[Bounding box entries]
* * *

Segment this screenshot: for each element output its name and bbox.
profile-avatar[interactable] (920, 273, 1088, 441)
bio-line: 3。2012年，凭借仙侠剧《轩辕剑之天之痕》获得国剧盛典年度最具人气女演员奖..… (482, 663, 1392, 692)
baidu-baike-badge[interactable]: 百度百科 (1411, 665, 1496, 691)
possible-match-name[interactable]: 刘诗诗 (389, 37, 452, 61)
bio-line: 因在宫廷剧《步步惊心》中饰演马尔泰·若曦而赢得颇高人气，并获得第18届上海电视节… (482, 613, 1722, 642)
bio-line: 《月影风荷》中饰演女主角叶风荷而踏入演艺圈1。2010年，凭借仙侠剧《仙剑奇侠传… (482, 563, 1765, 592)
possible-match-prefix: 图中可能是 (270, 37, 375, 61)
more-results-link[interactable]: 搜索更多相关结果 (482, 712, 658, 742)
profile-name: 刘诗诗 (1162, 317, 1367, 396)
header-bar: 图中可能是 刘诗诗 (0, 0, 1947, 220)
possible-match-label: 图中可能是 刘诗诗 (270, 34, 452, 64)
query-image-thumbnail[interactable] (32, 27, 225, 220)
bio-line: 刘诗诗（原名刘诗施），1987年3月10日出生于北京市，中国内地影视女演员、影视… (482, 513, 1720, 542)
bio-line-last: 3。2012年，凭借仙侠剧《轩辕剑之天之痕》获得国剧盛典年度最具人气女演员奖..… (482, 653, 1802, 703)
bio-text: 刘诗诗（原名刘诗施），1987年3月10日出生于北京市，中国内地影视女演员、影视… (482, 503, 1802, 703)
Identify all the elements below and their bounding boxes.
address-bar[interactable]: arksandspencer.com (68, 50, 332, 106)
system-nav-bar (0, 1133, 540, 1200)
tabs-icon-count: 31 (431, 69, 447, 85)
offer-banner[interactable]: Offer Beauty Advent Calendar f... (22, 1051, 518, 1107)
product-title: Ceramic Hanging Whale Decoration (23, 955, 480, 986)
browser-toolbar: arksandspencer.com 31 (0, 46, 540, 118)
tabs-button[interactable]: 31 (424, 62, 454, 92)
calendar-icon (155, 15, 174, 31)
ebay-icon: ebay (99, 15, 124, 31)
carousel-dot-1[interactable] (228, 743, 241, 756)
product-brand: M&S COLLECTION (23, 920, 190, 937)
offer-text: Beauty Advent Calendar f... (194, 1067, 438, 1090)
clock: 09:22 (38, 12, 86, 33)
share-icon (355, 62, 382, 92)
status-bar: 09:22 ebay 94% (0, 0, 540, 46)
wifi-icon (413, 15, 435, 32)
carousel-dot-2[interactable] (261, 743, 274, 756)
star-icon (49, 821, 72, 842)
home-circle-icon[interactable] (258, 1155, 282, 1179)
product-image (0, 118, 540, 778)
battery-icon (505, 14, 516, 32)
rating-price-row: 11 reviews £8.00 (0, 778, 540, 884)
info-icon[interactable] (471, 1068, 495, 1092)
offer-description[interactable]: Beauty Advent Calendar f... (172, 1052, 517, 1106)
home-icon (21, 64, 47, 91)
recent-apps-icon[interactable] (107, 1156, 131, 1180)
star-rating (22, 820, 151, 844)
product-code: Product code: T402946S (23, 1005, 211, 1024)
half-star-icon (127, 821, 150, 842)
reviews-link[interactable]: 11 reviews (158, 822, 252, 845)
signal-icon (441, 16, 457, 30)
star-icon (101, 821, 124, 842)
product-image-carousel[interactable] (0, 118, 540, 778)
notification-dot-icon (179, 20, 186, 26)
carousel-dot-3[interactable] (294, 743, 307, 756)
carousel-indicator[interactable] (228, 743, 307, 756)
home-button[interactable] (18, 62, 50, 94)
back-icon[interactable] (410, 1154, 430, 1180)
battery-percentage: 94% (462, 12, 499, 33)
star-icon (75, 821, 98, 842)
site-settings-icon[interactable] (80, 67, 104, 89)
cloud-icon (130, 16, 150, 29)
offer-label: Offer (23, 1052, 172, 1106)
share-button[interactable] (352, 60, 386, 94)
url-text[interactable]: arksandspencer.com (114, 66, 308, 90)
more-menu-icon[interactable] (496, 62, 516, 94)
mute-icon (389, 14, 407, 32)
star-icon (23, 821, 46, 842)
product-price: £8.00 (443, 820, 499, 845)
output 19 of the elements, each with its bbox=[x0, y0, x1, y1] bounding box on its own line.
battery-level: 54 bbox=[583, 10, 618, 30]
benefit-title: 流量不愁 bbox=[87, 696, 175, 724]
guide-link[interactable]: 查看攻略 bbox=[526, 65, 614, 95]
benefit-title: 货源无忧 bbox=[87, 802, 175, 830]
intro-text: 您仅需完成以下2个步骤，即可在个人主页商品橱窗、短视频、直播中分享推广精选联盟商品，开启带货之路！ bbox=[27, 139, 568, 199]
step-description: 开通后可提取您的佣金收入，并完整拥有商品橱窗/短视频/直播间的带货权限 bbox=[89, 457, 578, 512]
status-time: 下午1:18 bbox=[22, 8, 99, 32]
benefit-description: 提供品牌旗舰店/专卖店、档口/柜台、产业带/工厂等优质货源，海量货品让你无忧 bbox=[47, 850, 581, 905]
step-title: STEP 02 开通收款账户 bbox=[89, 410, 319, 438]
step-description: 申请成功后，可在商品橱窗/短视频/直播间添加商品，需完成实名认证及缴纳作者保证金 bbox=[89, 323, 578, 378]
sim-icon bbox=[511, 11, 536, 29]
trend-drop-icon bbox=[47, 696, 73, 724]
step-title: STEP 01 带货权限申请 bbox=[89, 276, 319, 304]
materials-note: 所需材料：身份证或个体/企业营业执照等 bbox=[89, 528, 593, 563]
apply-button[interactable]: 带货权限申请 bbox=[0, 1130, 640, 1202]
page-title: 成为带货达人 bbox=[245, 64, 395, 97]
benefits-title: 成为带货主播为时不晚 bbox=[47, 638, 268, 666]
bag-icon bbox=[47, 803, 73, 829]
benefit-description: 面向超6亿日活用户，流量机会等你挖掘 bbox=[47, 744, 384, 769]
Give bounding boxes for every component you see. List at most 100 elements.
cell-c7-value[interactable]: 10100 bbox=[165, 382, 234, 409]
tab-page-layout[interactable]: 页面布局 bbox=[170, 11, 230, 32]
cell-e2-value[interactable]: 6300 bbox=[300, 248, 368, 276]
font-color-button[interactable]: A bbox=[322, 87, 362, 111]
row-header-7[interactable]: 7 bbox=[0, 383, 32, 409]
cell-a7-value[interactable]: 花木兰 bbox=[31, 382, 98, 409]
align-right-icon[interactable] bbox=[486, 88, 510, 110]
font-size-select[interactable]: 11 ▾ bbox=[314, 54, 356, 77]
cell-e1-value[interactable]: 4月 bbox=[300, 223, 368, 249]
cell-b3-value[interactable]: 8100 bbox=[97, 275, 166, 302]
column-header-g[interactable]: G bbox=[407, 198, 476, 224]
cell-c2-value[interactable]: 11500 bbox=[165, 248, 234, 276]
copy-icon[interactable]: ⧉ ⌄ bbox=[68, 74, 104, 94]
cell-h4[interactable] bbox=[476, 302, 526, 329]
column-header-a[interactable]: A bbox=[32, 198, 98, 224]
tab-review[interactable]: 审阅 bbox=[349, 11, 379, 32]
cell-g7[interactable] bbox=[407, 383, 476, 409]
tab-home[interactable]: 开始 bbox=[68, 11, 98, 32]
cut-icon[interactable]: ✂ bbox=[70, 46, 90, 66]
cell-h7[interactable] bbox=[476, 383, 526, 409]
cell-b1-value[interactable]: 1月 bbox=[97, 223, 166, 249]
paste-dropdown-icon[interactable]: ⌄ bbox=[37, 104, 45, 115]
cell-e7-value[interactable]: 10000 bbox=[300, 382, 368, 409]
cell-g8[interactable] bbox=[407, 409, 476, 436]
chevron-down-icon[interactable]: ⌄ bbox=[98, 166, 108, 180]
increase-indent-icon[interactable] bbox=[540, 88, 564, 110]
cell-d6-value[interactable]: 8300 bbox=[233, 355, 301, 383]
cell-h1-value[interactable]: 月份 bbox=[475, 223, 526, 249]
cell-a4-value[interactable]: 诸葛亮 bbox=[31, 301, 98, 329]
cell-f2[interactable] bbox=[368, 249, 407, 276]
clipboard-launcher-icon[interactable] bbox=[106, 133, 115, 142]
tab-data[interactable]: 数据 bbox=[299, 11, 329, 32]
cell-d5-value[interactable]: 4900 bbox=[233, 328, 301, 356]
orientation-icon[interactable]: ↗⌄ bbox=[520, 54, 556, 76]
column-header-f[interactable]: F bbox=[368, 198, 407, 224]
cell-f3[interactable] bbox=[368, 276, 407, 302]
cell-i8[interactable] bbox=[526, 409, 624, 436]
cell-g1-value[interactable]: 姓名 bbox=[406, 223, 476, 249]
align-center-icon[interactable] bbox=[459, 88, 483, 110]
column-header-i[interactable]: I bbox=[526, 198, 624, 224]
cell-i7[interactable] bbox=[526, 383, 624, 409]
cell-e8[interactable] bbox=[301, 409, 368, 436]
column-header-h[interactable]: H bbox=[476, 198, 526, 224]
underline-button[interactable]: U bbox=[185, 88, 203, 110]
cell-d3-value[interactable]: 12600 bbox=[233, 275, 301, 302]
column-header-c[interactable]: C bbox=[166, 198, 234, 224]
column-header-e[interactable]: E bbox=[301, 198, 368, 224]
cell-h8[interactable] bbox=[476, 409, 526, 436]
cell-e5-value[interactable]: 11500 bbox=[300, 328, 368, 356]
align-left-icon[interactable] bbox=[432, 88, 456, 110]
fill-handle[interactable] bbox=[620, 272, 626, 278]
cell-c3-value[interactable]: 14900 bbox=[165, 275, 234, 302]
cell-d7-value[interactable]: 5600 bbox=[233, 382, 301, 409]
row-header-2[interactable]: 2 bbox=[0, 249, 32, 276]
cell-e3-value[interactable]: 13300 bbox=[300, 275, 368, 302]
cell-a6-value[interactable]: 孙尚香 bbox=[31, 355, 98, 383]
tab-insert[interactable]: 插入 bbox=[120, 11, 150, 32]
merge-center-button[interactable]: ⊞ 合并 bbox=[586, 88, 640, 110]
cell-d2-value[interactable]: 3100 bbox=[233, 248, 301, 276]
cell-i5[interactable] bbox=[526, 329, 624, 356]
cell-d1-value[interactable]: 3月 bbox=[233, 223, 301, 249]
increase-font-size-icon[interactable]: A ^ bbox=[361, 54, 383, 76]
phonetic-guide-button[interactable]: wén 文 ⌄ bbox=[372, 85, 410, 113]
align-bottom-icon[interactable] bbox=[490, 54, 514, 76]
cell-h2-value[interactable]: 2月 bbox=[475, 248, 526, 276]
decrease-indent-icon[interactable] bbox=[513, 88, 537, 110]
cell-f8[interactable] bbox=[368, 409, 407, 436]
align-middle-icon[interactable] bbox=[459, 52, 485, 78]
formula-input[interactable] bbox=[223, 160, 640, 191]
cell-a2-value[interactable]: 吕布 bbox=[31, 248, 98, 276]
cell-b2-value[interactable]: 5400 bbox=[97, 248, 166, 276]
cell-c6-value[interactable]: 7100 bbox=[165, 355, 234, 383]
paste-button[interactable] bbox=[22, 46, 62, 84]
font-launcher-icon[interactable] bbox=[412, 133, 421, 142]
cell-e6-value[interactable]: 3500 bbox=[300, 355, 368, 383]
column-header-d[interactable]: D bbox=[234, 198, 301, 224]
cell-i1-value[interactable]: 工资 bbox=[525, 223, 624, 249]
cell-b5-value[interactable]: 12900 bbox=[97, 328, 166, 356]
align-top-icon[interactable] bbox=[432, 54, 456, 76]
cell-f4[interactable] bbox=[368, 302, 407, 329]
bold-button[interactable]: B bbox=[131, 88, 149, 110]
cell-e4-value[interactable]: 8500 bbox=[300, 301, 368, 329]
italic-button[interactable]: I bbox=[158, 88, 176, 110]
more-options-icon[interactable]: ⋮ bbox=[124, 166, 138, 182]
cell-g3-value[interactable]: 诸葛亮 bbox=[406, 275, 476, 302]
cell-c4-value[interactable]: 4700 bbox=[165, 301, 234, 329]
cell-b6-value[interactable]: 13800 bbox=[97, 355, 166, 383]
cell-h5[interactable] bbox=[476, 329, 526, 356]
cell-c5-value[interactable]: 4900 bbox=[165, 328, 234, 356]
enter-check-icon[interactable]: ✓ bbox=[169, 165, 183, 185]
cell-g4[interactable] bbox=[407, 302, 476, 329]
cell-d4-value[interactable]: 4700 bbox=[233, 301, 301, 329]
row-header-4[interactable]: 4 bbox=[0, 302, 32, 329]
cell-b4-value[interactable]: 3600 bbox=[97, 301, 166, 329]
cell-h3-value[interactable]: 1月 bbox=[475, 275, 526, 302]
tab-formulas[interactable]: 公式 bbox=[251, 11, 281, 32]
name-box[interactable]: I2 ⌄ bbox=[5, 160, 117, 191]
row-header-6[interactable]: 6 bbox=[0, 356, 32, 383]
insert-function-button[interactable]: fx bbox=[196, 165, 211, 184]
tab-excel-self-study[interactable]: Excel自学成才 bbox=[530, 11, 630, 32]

* * *

EXERCISE OBJECTIVE →
Tally the lines in the bounding box entries above that contain the string "boxes", with case counting, and give only the number.

EXERCISE OUTPUT →
2